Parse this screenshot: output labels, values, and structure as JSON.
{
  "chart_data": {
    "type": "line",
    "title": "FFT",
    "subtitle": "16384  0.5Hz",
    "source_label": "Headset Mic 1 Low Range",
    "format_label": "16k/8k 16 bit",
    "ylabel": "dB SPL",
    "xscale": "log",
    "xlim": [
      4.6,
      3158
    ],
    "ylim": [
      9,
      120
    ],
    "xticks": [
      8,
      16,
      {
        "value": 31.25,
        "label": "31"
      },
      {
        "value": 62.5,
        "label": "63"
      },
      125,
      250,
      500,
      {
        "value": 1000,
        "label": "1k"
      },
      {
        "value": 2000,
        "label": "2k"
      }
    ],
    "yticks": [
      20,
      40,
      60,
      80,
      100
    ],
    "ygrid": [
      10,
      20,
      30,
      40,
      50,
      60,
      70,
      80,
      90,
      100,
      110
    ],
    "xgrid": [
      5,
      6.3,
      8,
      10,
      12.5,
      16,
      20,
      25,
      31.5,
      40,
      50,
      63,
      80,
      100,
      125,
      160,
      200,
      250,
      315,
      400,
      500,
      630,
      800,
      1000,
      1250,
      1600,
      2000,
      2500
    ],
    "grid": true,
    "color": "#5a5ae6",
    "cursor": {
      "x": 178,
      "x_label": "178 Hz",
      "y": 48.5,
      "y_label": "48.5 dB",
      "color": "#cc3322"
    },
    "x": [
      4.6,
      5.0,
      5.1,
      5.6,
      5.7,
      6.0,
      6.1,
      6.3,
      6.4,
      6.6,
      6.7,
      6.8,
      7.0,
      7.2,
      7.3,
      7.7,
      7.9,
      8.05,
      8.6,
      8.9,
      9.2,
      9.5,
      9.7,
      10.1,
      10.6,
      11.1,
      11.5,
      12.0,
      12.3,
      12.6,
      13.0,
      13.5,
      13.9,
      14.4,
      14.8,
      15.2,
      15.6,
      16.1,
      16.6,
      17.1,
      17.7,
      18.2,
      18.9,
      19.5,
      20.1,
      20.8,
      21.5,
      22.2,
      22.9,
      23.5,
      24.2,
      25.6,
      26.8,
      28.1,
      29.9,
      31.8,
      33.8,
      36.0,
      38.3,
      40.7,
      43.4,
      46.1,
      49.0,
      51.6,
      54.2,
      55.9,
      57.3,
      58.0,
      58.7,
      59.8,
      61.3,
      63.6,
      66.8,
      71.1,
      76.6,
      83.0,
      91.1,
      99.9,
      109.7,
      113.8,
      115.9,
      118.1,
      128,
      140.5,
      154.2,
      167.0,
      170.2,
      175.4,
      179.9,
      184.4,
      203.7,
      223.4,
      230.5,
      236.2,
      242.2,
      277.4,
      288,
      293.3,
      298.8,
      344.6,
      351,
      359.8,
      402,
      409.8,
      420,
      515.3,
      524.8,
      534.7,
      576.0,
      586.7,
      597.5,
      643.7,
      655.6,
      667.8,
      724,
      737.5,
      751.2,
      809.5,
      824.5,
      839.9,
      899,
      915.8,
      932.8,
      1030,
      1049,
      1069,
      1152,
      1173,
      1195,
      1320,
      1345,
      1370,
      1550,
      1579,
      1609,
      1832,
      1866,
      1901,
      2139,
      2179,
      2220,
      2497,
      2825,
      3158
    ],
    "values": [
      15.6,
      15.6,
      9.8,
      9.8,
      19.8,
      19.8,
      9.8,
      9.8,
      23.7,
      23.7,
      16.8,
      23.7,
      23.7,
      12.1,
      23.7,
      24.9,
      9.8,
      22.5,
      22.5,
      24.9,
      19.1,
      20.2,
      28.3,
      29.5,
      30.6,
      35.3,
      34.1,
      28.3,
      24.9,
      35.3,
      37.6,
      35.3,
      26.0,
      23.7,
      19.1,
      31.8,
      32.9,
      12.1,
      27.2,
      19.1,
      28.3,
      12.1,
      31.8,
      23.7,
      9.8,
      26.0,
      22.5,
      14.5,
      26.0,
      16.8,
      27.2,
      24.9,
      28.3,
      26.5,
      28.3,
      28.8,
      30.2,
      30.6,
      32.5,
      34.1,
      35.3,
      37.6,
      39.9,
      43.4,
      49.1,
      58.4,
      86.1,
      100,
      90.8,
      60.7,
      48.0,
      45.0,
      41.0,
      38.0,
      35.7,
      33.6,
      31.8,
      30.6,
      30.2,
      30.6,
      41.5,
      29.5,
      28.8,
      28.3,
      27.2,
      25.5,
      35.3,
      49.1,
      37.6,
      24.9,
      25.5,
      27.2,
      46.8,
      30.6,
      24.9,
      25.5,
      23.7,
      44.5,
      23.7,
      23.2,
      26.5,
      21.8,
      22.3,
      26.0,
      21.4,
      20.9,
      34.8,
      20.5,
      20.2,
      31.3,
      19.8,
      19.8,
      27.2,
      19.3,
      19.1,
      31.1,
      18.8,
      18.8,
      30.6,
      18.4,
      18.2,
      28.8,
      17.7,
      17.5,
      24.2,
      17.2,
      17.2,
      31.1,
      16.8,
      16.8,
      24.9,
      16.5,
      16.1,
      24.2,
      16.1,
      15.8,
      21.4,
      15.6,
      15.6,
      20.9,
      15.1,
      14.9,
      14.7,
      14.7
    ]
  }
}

# DIRECTIVE
Give the count of lines in the listing that hold the word "values", with no other text.

# PROBLEM SOLUTION
2